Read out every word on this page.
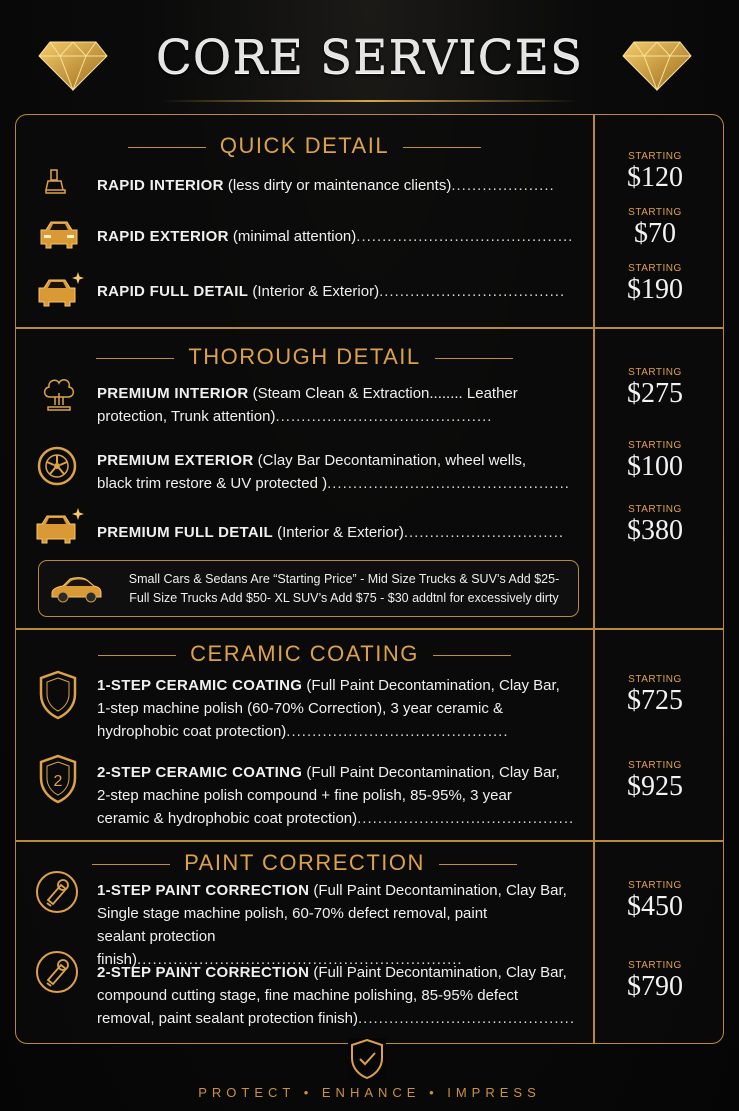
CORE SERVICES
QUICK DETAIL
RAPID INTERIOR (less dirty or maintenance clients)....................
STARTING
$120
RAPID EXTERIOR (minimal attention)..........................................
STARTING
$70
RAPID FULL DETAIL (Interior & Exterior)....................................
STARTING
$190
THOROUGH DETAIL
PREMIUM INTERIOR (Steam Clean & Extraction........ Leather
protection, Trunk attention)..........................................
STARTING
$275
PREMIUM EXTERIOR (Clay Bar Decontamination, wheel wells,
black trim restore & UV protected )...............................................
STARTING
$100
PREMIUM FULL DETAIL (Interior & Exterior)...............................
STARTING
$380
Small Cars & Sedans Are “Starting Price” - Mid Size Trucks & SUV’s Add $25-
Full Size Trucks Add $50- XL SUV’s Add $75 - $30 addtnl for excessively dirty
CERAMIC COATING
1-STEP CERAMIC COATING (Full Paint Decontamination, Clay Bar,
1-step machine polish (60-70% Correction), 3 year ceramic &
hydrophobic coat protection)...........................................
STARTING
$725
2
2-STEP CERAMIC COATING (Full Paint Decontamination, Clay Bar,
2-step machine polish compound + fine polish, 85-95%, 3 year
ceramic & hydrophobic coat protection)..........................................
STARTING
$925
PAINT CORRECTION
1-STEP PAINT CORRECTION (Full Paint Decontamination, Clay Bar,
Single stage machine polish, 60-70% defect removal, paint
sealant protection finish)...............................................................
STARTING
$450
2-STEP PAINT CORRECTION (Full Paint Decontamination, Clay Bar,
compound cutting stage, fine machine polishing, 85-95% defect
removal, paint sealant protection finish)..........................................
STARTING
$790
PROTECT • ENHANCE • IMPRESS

==========

DO THIS: Copy each line in the data that holds the word "dirty".

ANSWER IN FULL:
RAPID INTERIOR (less dirty or maintenance clients)....................
Full Size Trucks Add $50- XL SUV’s Add $75 - $30 addtnl for excessively dirty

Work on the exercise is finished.